# [Records for processing]
****
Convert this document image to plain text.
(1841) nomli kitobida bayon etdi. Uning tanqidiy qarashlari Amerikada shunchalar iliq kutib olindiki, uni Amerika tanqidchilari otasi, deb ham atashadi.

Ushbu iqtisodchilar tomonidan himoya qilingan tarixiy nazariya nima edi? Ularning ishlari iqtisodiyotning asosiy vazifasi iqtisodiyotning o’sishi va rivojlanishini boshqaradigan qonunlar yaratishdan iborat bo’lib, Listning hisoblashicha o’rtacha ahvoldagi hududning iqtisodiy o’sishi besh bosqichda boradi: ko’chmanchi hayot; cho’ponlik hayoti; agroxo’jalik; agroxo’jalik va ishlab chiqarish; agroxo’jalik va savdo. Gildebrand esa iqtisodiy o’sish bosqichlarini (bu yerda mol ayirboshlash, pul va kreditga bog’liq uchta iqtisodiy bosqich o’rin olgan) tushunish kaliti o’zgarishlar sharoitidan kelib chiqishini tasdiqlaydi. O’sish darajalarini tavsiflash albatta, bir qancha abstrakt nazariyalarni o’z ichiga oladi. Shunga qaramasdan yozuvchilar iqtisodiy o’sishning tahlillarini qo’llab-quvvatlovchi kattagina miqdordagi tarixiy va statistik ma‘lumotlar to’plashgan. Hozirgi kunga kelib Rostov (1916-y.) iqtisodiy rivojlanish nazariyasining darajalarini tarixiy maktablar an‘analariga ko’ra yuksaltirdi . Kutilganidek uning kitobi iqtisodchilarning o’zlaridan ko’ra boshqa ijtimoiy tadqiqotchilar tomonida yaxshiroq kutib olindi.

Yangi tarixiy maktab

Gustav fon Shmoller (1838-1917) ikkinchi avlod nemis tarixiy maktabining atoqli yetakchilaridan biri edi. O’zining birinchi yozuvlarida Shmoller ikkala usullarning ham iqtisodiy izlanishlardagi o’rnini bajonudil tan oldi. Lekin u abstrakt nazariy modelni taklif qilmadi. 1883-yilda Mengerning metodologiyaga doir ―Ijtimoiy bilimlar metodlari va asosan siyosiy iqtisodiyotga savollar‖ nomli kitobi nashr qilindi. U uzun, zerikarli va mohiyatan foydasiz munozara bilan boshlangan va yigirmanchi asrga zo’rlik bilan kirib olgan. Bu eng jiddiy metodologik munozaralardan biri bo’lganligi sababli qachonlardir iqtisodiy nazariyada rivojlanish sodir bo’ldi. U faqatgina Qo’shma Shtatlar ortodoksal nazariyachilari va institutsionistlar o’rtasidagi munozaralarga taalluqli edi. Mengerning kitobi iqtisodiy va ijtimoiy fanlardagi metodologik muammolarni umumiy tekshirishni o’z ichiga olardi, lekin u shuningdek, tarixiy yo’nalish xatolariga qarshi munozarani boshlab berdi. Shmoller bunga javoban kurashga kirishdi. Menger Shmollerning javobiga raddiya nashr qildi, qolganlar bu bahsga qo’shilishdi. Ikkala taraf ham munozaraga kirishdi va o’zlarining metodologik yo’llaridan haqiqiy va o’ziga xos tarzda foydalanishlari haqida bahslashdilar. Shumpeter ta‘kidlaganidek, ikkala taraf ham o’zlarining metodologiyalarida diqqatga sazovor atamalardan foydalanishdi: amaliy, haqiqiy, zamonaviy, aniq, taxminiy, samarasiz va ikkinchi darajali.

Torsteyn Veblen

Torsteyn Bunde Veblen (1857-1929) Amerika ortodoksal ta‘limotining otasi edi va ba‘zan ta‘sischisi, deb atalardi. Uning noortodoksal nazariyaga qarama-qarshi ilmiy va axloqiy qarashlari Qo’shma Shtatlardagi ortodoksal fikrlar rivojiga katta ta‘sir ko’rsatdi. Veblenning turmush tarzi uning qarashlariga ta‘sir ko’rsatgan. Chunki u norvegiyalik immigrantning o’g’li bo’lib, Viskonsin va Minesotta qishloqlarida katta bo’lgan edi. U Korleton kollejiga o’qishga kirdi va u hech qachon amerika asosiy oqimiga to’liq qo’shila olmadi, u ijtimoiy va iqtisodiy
****
Output all of the material, please, exactly as it stands.

Convert this document image to plain text.
(1841) nomli kitobida bayon etdi. Uning tanqidiy qarashlari Amerikada shunchalar iliq kutib olindiki, uni Amerika tanqidchilari otasi, deb ham atashadi.

Ushbu iqtisodchilar tomonidan himoya qilingan tarixiy nazariya nima edi? Ularning ishlari iqtisodiyotning asosiy vazifasi iqtisodiyotning o’sishi va rivojlanishini boshqaradigan qonunlar yaratishdan iborat bo’lib, Listning hisoblashicha o’rtacha ahvoldagi hududning iqtisodiy o’sishi besh bosqichda boradi: ko’chmanchi hayot; cho’ponlik hayoti; agroxo’jalik; agroxo’jalik va ishlab chiqarish; agroxo’jalik va savdo. Gildebrand esa iqtisodiy o’sish bosqichlarini (bu yerda mol ayirboshlash, pul va kreditga bog’liq uchta iqtisodiy bosqich o’rin olgan) tushunish kaliti o’zgarishlar sharoitidan kelib chiqishini tasdiqlaydi. O’sish darajalarini tavsiflash albatta, bir qancha abstrakt nazariyalarni o’z ichiga oladi. Shunga qaramasdan yozuvchilar iqtisodiy o’sishning tahlillarini qo’llab-quvvatlovchi kattagina miqdordagi tarixiy va statistik ma‘lumotlar to’plashgan. Hozirgi kunga kelib Rostov (1916-y.) iqtisodiy rivojlanish nazariyasining darajalarini tarixiy maktablar an‘analariga ko’ra yuksaltirdi . Kutilganidek uning kitobi iqtisodchilarning o’zlaridan ko’ra boshqa ijtimoiy tadqiqotchilar tomonida yaxshiroq kutib olindi.

Yangi tarixiy maktab

Gustav fon Shmoller (1838-1917) ikkinchi avlod nemis tarixiy maktabining atoqli yetakchilaridan biri edi. O’zining birinchi yozuvlarida Shmoller ikkala usullarning ham iqtisodiy izlanishlardagi o’rnini bajonudil tan oldi. Lekin u abstrakt nazariy modelni taklif qilmadi. 1883-yilda Mengerning metodologiyaga doir ―Ijtimoiy bilimlar metodlari va asosan siyosiy iqtisodiyotga savollar‖ nomli kitobi nashr qilindi. U uzun, zerikarli va mohiyatan foydasiz munozara bilan boshlangan va yigirmanchi asrga zo’rlik bilan kirib olgan. Bu eng jiddiy metodologik munozaralardan biri bo’lganligi sababli qachonlardir iqtisodiy nazariyada rivojlanish sodir bo’ldi. U faqatgina Qo’shma Shtatlar ortodoksal nazariyachilari va institutsionistlar o’rtasidagi munozaralarga taalluqli edi. Mengerning kitobi iqtisodiy va ijtimoiy fanlardagi metodologik muammolarni umumiy tekshirishni o’z ichiga olardi, lekin u shuningdek, tarixiy yo’nalish xatolariga qarshi munozarani boshlab berdi. Shmoller bunga javoban kurashga kirishdi. Menger Shmollerning javobiga raddiya nashr qildi, qolganlar bu bahsga qo’shilishdi. Ikkala taraf ham munozaraga kirishdi va o’zlarining metodologik yo’llaridan haqiqiy va o’ziga xos tarzda foydalanishlari haqida bahslashdilar. Shumpeter ta‘kidlaganidek, ikkala taraf ham o’zlarining metodologiyalarida diqqatga sazovor atamalardan foydalanishdi: amaliy, haqiqiy, zamonaviy, aniq, taxminiy, samarasiz va ikkinchi darajali.

Torsteyn Veblen

Torsteyn Bunde Veblen (1857-1929) Amerika ortodoksal ta‘limotining otasi edi va ba‘zan ta‘sischisi, deb atalardi. Uning noortodoksal nazariyaga qarama-qarshi ilmiy va axloqiy qarashlari Qo’shma Shtatlardagi ortodoksal fikrlar rivojiga katta ta‘sir ko’rsatdi. Veblenning turmush tarzi uning qarashlariga ta‘sir ko’rsatgan. Chunki u norvegiyalik immigrantning o’g’li bo’lib, Viskonsin va Minesotta qishloqlarida katta bo’lgan edi. U Korleton kollejiga o’qishga kirdi va u hech qachon amerika asosiy oqimiga to’liq qo’shila olmadi, u ijtimoiy va iqtisodiy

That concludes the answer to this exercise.